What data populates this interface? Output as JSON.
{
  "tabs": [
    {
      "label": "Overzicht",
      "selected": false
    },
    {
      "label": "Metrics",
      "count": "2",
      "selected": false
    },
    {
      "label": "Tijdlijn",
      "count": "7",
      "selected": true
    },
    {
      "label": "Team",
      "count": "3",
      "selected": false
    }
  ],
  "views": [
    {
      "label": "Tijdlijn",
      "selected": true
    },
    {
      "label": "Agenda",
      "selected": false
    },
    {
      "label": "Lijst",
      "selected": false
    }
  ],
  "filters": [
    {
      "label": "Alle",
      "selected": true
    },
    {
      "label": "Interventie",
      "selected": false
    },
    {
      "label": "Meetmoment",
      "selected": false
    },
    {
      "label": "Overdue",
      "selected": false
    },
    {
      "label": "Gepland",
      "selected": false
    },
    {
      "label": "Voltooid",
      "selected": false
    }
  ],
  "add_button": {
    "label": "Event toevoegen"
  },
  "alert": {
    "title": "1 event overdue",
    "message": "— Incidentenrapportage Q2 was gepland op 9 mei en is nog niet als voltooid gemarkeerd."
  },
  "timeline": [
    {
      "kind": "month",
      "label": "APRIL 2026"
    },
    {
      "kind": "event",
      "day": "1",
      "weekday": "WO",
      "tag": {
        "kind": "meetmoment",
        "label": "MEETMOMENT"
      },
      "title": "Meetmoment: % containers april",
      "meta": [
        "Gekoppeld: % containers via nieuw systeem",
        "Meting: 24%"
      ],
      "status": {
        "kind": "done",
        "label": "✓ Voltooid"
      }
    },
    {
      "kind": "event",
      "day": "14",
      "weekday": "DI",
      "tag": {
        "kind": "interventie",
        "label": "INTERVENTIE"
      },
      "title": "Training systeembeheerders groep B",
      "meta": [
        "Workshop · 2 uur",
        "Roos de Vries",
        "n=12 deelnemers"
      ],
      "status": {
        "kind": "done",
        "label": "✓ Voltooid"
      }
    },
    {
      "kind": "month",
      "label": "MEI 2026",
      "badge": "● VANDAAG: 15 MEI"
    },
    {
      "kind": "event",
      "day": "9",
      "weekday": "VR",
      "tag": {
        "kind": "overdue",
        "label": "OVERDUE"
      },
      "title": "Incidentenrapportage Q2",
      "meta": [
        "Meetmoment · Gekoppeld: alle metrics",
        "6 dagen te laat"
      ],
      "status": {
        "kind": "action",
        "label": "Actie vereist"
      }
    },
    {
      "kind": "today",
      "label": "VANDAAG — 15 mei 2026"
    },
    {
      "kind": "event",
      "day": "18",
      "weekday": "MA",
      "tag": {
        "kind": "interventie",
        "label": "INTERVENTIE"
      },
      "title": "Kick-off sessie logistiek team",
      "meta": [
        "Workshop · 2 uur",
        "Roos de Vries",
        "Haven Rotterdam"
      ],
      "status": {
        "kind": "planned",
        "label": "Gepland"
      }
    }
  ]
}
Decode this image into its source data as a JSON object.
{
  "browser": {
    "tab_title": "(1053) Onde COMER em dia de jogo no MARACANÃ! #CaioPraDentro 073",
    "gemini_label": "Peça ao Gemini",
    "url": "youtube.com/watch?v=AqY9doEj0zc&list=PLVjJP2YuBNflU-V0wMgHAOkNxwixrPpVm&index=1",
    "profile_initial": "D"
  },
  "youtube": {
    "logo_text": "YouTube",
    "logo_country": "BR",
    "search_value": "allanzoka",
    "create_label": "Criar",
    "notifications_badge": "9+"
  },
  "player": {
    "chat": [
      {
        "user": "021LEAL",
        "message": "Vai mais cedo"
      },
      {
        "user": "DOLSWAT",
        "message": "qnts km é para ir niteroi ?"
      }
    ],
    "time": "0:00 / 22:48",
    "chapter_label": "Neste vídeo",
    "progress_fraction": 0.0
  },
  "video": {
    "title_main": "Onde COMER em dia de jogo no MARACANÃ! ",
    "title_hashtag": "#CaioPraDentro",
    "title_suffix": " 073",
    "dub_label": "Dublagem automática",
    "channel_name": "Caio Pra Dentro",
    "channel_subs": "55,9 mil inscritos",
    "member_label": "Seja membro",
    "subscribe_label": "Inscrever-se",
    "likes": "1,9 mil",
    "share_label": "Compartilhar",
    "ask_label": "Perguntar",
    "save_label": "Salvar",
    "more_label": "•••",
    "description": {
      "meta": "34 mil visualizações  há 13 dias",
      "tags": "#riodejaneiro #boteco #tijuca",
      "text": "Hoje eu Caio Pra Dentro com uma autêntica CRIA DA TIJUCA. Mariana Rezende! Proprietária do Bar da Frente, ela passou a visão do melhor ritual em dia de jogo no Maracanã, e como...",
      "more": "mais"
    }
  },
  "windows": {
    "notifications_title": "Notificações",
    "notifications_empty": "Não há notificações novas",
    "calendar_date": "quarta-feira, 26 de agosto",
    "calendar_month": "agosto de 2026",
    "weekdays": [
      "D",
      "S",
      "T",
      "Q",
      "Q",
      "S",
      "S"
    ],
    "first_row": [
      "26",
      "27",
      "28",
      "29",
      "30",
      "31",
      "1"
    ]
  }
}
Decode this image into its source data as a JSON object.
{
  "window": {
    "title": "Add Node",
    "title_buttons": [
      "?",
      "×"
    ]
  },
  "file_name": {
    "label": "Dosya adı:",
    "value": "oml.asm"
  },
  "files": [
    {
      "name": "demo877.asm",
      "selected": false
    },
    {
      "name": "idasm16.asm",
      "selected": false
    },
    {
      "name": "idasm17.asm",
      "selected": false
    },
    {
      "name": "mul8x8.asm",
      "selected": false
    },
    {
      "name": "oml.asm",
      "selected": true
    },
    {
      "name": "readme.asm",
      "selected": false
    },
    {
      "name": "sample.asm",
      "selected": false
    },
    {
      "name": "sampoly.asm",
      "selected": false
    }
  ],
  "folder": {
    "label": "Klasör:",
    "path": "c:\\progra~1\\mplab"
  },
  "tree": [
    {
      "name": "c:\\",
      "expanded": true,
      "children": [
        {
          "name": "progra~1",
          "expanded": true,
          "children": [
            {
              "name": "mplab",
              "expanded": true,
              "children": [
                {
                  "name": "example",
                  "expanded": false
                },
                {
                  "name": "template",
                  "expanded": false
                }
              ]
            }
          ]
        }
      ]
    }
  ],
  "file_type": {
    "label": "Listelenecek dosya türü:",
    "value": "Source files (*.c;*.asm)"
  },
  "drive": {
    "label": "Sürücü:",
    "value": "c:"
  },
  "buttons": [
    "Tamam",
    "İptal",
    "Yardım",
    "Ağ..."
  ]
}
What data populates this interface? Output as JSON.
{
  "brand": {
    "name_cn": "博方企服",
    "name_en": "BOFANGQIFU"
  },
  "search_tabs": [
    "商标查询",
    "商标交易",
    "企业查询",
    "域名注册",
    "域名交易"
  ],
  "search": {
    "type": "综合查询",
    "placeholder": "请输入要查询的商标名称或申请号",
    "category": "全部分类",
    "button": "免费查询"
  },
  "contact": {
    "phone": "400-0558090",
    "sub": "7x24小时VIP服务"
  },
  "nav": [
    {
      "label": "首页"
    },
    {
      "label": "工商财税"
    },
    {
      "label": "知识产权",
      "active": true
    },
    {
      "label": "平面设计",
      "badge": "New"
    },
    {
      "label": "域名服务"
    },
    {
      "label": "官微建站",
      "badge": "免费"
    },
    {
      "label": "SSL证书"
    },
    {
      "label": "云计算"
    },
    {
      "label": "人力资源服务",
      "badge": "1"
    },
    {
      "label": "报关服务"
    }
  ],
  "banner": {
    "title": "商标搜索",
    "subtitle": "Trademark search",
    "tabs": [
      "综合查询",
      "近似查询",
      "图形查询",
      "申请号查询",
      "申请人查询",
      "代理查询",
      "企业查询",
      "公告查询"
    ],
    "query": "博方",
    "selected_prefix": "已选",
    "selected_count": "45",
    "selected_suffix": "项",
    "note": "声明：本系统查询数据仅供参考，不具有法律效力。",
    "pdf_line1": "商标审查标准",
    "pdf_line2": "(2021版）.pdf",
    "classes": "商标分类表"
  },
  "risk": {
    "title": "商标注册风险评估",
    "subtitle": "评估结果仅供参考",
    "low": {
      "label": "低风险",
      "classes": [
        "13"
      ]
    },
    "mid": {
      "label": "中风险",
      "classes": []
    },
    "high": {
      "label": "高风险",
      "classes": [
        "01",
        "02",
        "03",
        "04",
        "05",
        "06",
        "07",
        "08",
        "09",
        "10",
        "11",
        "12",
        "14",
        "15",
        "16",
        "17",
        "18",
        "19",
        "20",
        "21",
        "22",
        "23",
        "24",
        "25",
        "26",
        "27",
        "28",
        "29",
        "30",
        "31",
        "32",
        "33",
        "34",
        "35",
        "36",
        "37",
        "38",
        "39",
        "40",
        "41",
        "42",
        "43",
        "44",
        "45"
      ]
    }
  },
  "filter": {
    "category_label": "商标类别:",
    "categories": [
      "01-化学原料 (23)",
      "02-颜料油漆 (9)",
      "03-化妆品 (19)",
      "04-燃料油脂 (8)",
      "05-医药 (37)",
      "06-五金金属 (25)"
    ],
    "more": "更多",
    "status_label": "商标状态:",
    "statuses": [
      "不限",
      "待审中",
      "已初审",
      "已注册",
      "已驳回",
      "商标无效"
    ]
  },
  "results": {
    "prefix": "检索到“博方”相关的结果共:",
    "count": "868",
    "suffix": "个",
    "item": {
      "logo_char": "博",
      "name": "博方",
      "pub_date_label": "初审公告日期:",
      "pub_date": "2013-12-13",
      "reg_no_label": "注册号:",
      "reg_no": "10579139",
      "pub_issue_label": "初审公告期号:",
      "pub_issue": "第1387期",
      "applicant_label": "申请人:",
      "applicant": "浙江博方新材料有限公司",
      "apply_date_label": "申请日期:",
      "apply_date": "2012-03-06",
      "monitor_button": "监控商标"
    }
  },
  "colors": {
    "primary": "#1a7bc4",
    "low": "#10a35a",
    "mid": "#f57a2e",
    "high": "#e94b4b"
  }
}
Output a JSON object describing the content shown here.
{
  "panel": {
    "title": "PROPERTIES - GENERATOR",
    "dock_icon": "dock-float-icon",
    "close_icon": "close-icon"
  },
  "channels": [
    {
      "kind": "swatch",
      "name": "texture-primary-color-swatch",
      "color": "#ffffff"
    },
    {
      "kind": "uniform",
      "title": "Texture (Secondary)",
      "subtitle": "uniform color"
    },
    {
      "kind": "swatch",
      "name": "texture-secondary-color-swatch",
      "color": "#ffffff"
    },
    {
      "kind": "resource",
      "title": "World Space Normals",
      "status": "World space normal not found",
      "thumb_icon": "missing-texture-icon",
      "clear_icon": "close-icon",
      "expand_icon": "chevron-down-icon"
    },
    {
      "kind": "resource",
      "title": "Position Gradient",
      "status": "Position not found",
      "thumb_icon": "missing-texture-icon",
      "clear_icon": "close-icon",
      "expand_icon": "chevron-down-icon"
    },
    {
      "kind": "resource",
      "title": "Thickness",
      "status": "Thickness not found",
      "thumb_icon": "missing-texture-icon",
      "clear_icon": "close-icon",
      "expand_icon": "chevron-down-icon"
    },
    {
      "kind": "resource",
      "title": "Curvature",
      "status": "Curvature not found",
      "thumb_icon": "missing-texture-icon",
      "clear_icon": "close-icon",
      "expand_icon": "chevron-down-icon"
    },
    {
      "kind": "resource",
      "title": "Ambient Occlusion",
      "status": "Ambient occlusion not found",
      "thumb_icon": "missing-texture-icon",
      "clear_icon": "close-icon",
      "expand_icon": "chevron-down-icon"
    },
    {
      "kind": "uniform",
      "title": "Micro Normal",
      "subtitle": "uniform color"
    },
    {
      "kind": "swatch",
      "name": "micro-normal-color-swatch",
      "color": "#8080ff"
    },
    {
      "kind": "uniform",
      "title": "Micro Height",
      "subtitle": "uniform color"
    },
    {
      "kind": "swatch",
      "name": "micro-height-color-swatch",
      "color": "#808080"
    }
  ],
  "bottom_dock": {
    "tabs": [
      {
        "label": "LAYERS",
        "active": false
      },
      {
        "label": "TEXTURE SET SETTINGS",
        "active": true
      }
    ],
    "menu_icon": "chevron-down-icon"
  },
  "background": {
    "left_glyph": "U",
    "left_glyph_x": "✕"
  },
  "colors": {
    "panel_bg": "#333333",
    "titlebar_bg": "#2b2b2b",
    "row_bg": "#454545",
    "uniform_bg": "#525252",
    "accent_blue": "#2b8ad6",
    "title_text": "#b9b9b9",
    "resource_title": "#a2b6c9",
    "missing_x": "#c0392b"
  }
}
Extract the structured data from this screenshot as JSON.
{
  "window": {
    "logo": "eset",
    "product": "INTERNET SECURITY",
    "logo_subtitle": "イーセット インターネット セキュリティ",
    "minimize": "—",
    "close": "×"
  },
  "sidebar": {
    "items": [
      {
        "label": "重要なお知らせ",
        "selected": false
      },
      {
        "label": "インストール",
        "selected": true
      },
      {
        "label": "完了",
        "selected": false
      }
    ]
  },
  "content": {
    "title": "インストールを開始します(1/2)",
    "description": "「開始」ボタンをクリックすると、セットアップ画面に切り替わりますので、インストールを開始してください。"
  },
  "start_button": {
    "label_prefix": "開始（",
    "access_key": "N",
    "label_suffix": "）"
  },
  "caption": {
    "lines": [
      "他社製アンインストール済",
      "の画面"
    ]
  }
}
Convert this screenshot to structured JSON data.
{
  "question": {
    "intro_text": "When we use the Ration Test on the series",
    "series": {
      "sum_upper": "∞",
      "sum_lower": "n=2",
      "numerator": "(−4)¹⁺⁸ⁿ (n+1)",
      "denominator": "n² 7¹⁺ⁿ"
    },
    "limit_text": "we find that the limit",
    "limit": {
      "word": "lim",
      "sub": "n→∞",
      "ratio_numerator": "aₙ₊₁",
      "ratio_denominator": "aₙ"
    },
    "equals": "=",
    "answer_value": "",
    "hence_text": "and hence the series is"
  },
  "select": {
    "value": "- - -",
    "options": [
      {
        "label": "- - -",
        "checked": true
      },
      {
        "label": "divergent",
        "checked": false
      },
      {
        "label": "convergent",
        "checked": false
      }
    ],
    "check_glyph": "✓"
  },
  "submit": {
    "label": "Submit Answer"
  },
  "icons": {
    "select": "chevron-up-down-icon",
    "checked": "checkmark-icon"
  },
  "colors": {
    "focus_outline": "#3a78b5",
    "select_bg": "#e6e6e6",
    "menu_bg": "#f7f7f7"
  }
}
::::
• [TASK BRIEF]: Show every line above in which the word "World" occurs.

• [EXERCISE RESPONSE]:
      "title": "World Space Normals",
      "status": "World space normal not found",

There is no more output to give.